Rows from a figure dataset
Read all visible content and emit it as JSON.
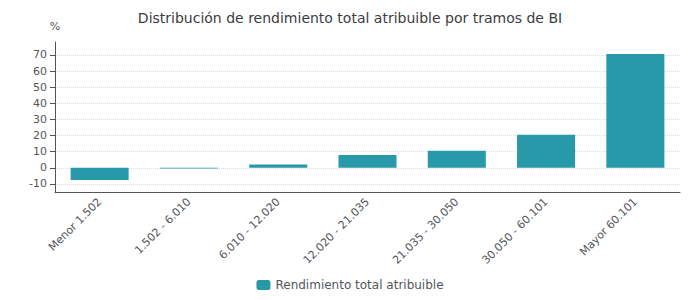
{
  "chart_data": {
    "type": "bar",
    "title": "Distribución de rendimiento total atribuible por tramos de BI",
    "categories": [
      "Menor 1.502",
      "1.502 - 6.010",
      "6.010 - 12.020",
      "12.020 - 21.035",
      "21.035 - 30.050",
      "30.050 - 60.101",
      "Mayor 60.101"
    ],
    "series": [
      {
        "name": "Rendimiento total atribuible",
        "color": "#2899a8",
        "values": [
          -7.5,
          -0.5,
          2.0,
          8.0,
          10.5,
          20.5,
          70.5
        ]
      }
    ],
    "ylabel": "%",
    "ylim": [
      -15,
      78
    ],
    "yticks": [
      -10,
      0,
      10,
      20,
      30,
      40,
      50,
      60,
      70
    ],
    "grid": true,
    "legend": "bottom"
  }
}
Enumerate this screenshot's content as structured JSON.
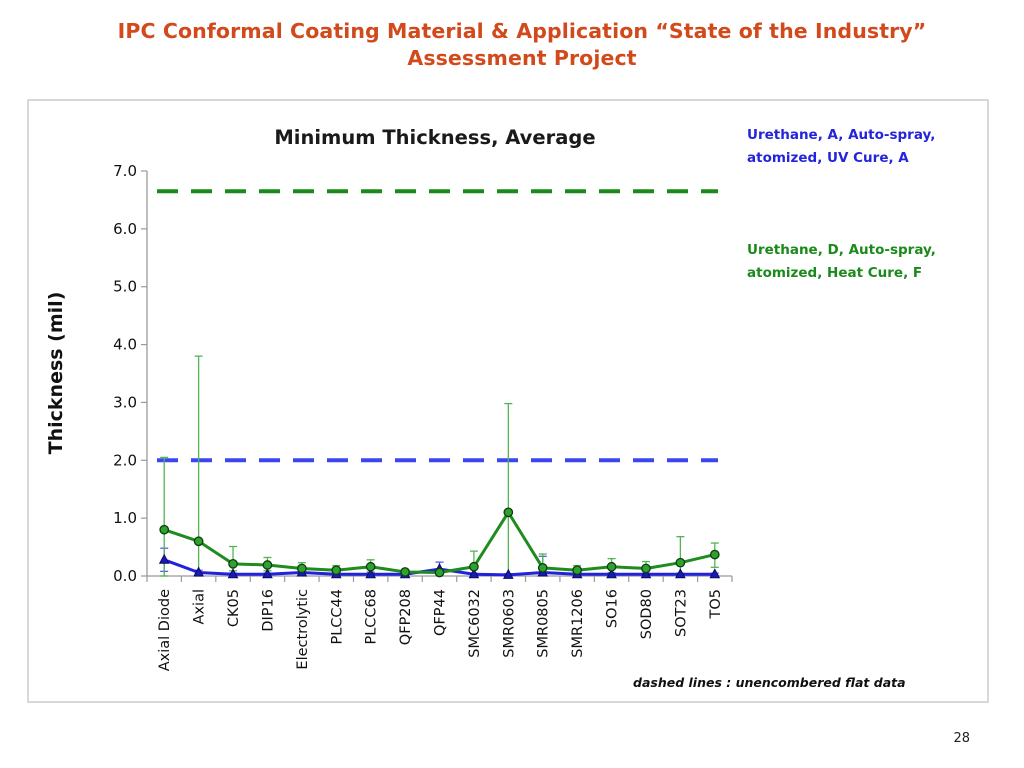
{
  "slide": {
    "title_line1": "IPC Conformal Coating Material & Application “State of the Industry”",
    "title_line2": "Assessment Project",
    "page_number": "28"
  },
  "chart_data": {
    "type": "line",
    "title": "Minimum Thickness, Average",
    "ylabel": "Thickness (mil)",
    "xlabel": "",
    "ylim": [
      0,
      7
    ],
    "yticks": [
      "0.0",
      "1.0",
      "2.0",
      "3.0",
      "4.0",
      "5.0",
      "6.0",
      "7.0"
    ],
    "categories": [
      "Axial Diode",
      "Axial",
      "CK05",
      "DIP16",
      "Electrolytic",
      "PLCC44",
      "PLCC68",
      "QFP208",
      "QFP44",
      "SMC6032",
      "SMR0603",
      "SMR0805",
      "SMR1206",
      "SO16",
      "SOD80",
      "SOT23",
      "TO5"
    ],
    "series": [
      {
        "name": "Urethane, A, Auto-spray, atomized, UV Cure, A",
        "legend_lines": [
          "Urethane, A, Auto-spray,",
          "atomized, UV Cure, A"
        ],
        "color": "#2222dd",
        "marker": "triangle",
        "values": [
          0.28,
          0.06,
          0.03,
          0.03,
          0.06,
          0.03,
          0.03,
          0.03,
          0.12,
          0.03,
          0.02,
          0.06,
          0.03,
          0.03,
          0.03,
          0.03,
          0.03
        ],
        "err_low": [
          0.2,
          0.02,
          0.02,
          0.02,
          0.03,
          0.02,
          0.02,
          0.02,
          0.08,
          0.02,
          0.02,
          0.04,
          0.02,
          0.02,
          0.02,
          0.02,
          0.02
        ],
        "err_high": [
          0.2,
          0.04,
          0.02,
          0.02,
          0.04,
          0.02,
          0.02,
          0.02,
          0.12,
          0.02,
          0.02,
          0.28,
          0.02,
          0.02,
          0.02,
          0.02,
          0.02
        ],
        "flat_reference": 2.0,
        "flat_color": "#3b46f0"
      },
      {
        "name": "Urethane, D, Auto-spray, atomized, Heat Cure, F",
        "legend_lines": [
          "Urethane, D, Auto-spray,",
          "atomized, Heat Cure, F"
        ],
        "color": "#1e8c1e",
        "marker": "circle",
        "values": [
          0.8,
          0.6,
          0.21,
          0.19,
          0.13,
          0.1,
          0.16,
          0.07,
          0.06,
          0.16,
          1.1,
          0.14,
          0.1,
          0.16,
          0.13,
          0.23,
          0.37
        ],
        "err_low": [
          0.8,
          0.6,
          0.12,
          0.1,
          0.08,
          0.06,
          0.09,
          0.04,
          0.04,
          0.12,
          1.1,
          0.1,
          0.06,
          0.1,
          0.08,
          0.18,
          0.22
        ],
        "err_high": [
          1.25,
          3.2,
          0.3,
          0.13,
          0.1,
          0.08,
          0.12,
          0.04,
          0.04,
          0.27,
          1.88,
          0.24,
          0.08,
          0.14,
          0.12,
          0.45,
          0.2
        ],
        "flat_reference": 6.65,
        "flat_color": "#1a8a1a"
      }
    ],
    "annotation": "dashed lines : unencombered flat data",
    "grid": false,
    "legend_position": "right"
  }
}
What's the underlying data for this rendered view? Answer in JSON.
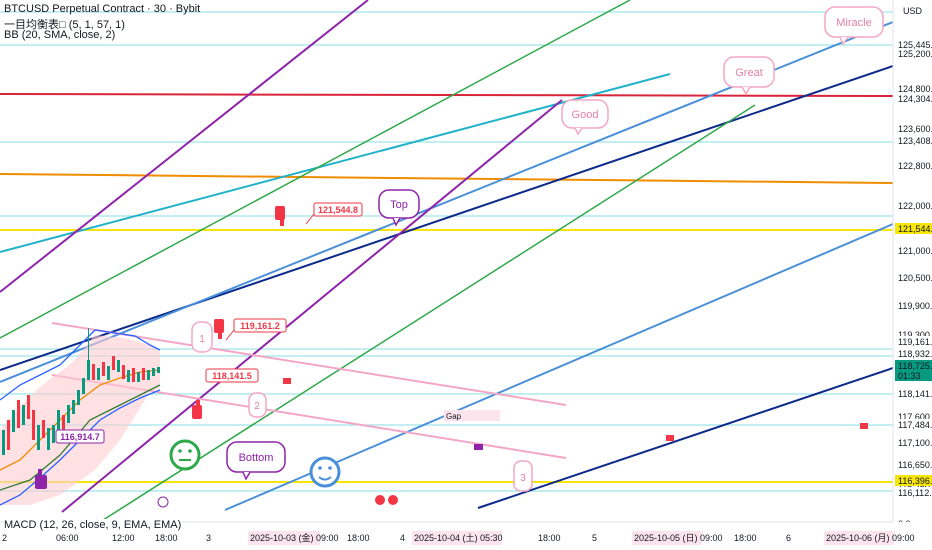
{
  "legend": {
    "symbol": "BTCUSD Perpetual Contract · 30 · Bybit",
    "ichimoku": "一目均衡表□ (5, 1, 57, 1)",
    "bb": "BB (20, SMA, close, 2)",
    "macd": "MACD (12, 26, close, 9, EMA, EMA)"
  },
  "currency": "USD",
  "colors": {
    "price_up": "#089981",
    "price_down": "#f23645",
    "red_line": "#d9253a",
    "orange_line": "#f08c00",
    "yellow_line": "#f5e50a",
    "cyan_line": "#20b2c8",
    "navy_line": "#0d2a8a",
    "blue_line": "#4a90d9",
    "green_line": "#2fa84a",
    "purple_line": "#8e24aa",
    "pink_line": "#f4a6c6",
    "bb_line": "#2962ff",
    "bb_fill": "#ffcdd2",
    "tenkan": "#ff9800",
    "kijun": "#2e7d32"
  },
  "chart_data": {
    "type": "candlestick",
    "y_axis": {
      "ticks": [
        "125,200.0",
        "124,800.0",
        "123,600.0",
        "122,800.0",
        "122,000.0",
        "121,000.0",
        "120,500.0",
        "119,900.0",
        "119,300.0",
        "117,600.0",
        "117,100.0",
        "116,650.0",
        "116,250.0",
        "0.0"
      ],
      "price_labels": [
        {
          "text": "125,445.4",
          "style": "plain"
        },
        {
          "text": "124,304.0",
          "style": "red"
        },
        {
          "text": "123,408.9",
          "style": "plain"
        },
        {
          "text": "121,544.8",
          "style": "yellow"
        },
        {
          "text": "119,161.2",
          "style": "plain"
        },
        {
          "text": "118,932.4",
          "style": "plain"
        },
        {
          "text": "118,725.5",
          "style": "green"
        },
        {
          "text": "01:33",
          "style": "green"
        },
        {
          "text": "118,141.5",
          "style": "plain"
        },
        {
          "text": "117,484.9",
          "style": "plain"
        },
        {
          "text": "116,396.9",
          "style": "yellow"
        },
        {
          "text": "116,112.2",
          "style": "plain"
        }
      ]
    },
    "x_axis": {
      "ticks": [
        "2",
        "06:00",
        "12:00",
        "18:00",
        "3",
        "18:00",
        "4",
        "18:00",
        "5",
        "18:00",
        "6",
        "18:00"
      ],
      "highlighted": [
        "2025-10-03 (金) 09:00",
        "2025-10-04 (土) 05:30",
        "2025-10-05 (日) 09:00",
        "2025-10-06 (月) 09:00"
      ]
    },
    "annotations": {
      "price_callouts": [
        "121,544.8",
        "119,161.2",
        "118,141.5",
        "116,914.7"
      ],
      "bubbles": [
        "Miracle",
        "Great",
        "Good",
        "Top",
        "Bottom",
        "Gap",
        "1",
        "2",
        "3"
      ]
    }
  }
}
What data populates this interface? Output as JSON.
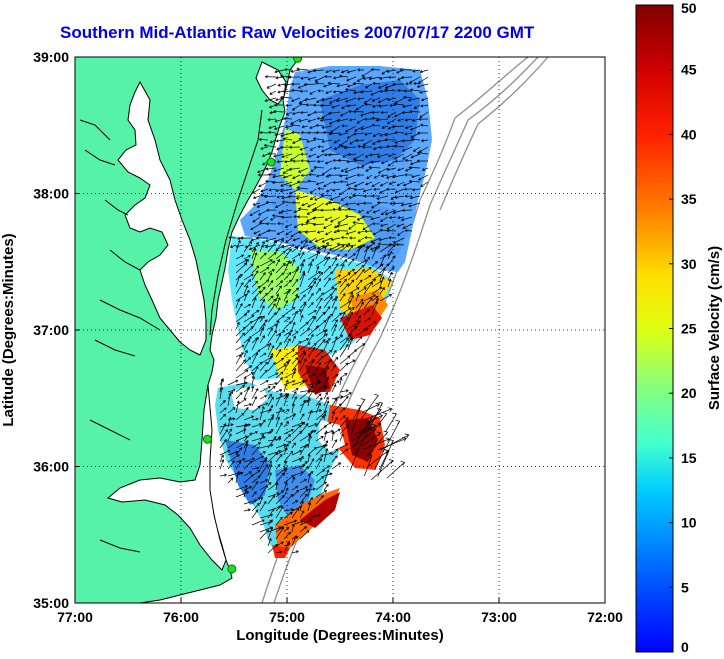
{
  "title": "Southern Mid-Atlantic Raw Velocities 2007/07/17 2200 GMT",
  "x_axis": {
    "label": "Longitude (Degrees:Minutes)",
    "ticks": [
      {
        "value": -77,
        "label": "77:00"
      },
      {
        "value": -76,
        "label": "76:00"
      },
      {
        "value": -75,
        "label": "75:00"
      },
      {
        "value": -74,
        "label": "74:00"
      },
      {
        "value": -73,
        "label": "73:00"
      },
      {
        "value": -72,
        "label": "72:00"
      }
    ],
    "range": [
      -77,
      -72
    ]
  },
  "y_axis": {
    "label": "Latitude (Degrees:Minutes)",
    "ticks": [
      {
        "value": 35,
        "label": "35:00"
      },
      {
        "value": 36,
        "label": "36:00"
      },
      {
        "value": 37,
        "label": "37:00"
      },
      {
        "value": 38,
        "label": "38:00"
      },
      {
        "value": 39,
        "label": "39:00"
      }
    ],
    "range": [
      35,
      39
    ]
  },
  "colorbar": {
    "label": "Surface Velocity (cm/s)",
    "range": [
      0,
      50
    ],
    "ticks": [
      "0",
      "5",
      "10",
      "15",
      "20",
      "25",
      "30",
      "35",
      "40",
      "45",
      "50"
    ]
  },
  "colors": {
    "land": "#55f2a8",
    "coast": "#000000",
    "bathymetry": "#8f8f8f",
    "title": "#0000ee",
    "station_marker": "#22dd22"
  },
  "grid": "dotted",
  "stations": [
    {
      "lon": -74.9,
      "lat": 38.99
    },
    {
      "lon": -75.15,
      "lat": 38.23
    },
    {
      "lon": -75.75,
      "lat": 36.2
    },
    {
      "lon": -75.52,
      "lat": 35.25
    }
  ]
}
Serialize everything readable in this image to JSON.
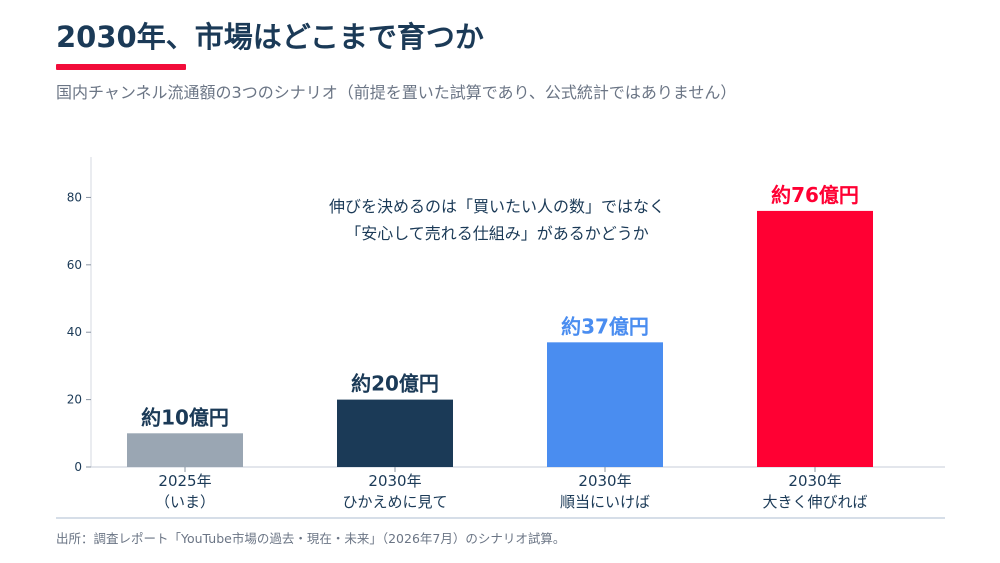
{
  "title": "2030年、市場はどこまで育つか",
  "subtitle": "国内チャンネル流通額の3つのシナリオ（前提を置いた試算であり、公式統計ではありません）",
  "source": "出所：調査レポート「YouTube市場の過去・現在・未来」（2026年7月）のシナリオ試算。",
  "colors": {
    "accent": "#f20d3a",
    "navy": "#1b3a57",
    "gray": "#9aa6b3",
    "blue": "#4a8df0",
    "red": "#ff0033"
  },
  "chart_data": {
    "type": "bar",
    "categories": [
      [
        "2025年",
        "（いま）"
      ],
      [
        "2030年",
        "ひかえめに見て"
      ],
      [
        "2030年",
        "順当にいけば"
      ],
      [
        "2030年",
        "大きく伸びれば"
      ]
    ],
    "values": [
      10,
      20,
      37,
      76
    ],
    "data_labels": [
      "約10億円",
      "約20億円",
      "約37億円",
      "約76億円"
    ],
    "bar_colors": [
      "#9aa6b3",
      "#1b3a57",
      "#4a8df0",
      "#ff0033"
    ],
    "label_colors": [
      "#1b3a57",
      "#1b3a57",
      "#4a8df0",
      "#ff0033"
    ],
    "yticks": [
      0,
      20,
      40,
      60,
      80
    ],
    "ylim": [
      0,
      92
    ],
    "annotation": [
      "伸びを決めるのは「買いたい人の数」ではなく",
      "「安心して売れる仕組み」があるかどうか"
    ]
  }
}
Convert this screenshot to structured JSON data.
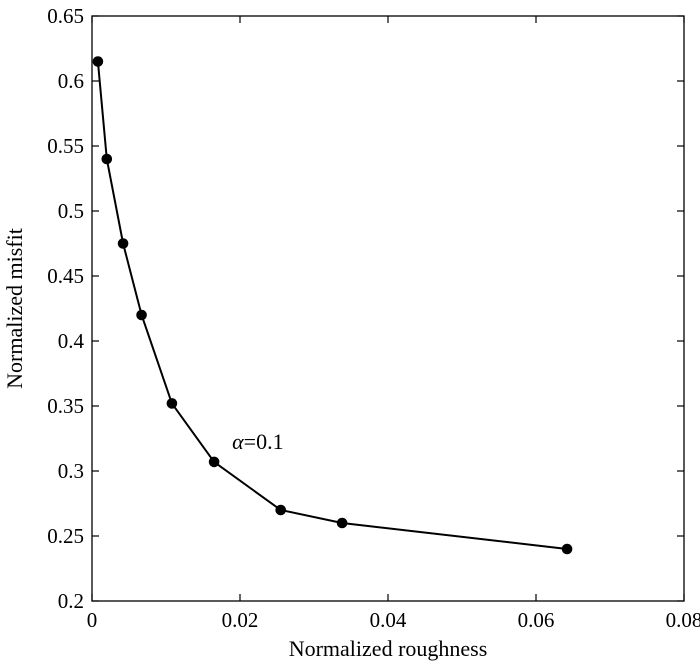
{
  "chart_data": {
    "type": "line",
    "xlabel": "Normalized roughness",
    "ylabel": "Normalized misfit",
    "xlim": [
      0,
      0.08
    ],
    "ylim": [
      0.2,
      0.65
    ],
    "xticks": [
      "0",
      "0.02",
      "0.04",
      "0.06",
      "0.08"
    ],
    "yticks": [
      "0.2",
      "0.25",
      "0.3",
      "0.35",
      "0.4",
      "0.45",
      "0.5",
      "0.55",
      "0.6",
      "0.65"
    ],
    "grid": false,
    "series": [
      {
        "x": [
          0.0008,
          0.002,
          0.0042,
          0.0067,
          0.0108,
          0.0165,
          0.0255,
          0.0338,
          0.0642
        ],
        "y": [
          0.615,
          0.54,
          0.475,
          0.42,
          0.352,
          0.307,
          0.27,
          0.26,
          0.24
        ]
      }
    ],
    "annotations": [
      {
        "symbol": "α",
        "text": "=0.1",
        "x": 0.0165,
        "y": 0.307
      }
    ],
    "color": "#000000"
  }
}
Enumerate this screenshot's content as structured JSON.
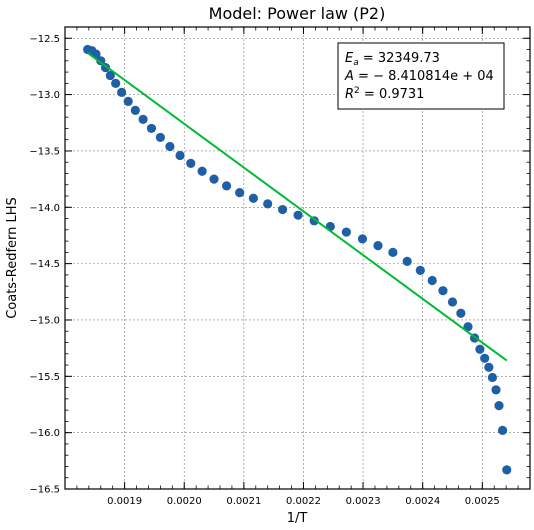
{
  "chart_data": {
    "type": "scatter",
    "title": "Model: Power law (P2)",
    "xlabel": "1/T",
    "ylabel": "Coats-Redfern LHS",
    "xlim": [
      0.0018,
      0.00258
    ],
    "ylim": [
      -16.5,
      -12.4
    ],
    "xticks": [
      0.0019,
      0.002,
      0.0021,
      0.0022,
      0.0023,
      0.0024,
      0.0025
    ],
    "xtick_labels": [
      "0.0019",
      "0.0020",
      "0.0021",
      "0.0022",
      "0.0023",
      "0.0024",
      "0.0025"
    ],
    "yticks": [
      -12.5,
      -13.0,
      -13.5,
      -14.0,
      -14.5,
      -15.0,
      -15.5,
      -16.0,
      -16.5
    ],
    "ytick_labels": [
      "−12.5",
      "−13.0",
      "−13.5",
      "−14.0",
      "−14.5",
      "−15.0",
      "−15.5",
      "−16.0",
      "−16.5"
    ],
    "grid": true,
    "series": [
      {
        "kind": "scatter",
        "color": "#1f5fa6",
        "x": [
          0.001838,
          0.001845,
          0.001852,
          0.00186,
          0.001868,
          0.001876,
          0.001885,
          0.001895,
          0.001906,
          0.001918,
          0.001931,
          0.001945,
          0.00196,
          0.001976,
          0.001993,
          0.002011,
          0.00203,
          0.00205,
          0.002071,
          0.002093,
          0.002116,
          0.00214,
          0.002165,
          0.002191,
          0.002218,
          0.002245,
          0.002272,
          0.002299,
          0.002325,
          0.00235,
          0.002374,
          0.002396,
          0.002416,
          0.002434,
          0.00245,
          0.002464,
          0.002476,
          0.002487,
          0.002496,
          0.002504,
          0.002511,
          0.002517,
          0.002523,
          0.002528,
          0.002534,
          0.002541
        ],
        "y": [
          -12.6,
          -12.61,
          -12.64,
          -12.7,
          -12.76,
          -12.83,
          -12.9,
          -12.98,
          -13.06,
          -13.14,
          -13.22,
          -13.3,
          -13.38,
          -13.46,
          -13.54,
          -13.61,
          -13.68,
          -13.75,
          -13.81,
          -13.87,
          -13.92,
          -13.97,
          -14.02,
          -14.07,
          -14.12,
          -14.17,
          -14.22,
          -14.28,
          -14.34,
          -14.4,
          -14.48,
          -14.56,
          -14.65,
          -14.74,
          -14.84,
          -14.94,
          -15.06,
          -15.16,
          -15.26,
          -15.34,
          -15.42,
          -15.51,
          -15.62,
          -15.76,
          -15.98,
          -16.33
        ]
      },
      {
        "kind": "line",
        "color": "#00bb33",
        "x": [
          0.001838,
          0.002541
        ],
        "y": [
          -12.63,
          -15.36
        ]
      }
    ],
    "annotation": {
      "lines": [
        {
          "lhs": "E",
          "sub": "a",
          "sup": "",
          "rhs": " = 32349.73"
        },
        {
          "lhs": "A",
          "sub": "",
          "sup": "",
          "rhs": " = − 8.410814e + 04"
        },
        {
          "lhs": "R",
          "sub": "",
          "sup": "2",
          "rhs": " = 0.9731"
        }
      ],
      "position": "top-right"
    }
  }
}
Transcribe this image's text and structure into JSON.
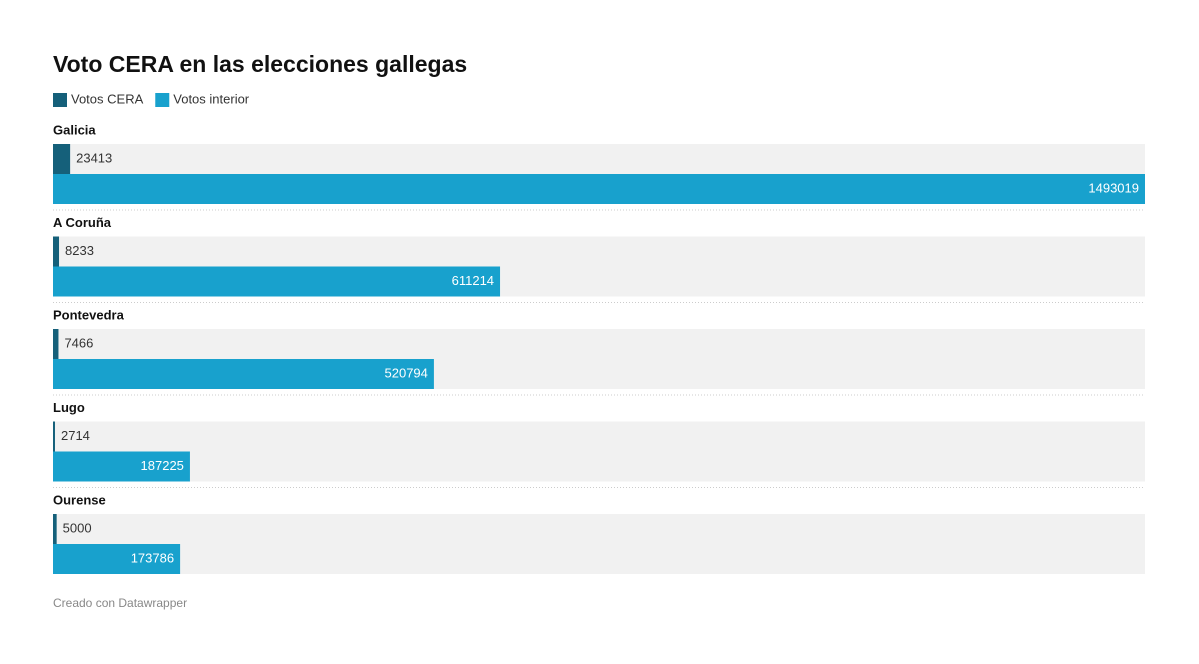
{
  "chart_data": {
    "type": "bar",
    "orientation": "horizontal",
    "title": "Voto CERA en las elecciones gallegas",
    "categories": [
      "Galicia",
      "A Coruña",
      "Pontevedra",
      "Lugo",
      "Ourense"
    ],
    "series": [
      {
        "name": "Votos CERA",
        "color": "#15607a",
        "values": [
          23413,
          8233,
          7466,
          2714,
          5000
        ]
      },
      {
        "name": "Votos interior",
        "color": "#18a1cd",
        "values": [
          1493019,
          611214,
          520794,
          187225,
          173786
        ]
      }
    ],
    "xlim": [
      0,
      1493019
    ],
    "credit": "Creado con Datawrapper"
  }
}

To do
Check each line of the records for "ylabel" and copy the ones that contain it.

Full response
    "ylabel": "%",
    "ylabel": "Thickness (mil)",
    "ylabel": "Normalized misfit",
    "ylabel": "Coats-Redfern LHS",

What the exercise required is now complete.